## Data to use:
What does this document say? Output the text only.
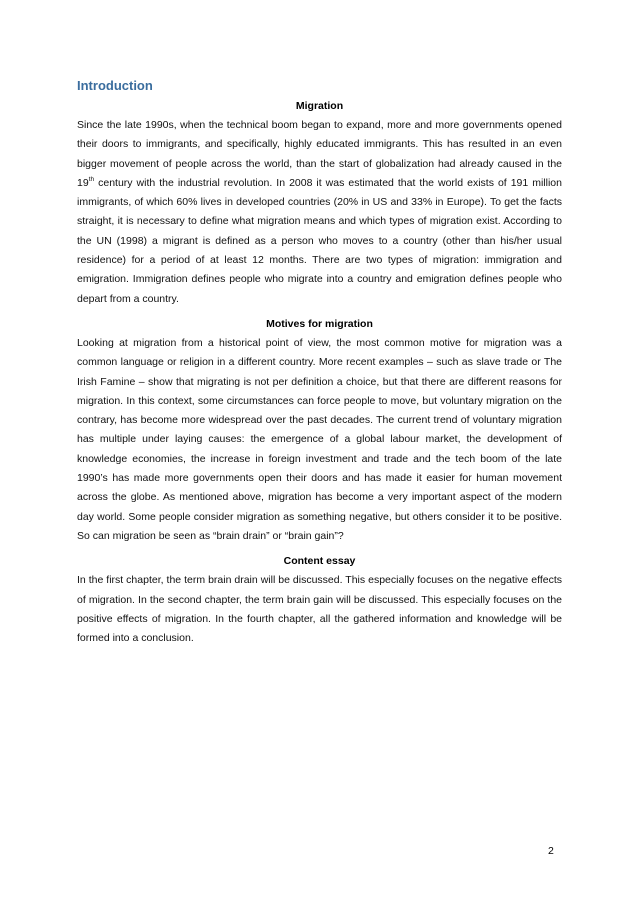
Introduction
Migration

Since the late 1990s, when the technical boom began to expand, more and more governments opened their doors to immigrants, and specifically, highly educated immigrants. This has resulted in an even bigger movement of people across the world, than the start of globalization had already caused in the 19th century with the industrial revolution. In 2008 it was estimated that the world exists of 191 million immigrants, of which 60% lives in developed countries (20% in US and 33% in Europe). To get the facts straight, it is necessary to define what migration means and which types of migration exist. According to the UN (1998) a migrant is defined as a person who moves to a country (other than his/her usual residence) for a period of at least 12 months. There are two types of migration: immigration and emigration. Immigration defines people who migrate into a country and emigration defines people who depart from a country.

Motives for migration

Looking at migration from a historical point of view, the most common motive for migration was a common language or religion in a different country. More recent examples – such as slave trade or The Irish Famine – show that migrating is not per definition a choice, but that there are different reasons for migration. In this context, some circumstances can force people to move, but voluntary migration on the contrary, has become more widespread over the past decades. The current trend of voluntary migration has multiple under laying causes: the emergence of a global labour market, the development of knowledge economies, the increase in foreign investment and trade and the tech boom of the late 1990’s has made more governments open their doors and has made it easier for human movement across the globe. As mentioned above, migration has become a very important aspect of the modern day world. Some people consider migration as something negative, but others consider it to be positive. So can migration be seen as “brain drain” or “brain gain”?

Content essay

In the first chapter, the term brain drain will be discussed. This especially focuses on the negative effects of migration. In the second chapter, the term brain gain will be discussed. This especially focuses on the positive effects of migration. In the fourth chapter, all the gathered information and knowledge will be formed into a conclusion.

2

---

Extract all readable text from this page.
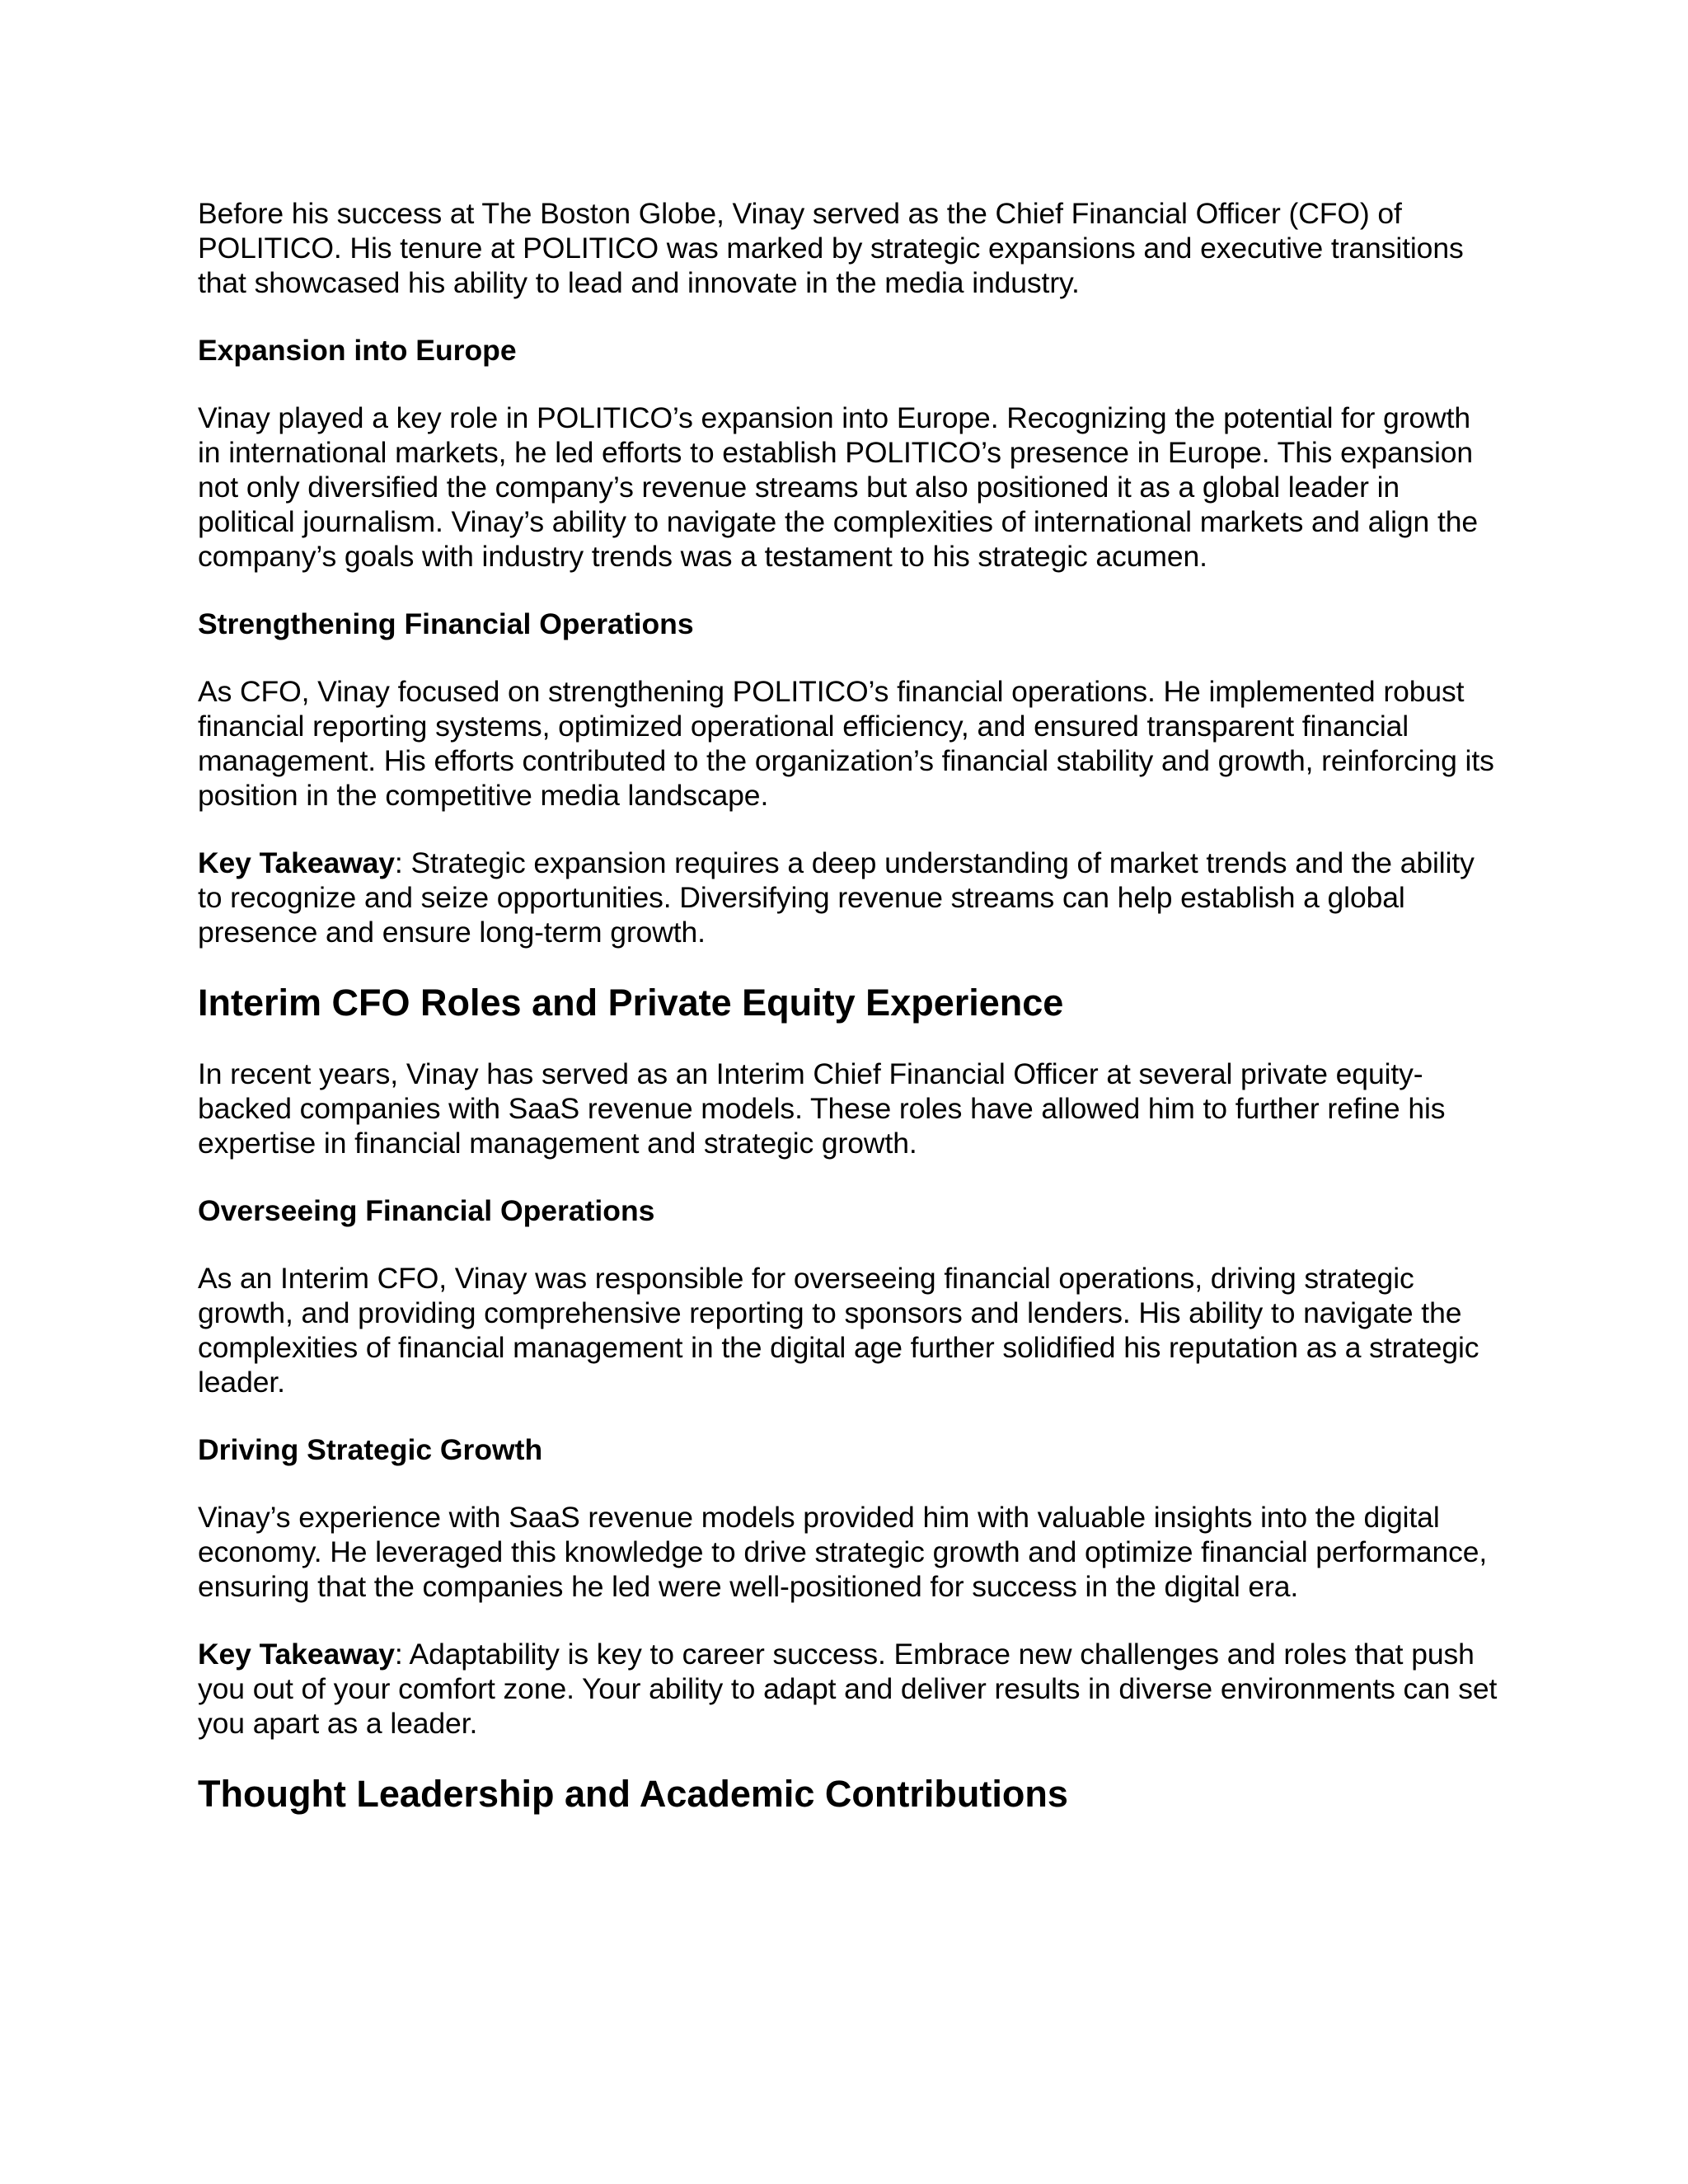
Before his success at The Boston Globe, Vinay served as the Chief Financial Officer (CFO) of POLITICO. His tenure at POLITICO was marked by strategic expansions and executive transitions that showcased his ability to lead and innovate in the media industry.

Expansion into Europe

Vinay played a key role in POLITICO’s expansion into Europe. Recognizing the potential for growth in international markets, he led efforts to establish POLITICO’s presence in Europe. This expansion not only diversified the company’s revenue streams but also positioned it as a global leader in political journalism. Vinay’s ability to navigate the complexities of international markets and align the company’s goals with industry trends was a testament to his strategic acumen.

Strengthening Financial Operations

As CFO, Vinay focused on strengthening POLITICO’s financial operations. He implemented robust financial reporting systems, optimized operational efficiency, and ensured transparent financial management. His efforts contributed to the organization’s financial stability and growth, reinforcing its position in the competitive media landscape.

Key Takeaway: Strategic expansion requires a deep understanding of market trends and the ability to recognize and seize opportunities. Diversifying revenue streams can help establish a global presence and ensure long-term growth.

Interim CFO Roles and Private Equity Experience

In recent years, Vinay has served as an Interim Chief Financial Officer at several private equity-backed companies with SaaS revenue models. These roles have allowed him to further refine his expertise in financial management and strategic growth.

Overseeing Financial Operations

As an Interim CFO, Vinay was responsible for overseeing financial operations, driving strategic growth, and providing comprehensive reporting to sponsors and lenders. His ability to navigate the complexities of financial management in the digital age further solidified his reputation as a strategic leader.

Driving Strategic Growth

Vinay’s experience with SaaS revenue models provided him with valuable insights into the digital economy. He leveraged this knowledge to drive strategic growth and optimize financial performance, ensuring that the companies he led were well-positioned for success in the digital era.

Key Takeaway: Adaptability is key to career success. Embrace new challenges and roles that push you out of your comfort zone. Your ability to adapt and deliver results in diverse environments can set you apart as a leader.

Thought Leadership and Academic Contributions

## Your goal:
In the entries above, how many lines contain the word "reporting"? Answer with the number only.

## Task output:
2